> **EXERCISE DIRECTIONS**: Using the records provided below, locate and copy each line that contains the word "table".

[Stored entries]

— begin —

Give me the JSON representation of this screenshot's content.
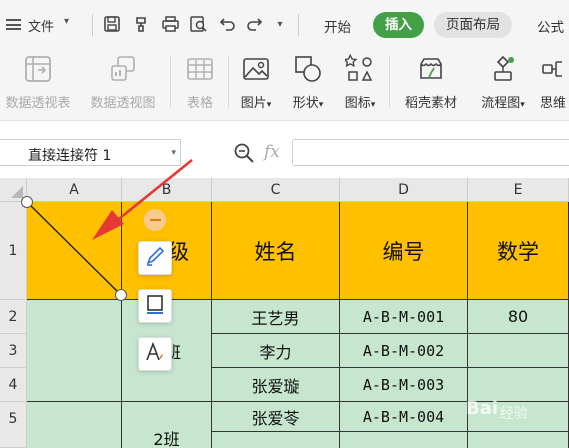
{
  "menubar": {
    "file_label": "文件",
    "tabs": [
      {
        "label": "开始"
      },
      {
        "label": "插入",
        "active": true
      },
      {
        "label": "页面布局"
      },
      {
        "label": "公式"
      }
    ],
    "quick_access_icons": [
      "save-icon",
      "format-painter-icon",
      "print-icon",
      "print-preview-icon",
      "undo-icon",
      "redo-icon"
    ]
  },
  "ribbon": {
    "items": [
      {
        "label": "数据透视表",
        "icon": "pivot-table-icon",
        "enabled": false
      },
      {
        "label": "数据透视图",
        "icon": "pivot-chart-icon",
        "enabled": false
      },
      {
        "label": "表格",
        "icon": "table-icon",
        "enabled": false
      },
      {
        "label": "图片",
        "icon": "picture-icon",
        "dropdown": true
      },
      {
        "label": "形状",
        "icon": "shape-icon",
        "dropdown": true
      },
      {
        "label": "图标",
        "icon": "icons-icon",
        "dropdown": true
      },
      {
        "label": "稻壳素材",
        "icon": "docer-material-icon"
      },
      {
        "label": "流程图",
        "icon": "flowchart-icon",
        "dropdown": true
      },
      {
        "label": "思维",
        "icon": "mindmap-icon"
      }
    ]
  },
  "formula_bar": {
    "name_box": "直接连接符 1",
    "fx_label": "fx",
    "formula_value": ""
  },
  "grid": {
    "columns": [
      "A",
      "B",
      "C",
      "D",
      "E"
    ],
    "rows": [
      "1",
      "2",
      "3",
      "4",
      "5"
    ],
    "header_row": {
      "B": "级",
      "C": "姓名",
      "D": "编号",
      "E": "数学"
    },
    "data": [
      {
        "name": "王艺男",
        "id": "A-B-M-001",
        "math": "80"
      },
      {
        "name": "李力",
        "id": "A-B-M-002",
        "math": ""
      },
      {
        "name": "张爱璇",
        "id": "A-B-M-003",
        "math": ""
      },
      {
        "name": "张爱苓",
        "id": "A-B-M-004",
        "math": ""
      }
    ],
    "class_labels": [
      "班",
      "2班"
    ]
  },
  "colors": {
    "header_fill": "#ffc000",
    "data_fill": "#c6e6cf",
    "active_tab": "#43a047",
    "annotation_arrow": "#e53935"
  },
  "watermark": {
    "brand": "Bai",
    "suffix": "经验"
  }
}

— end —

> **TASK RESULT**:
        "icon": "pivot-table-icon",
        "icon": "table-icon",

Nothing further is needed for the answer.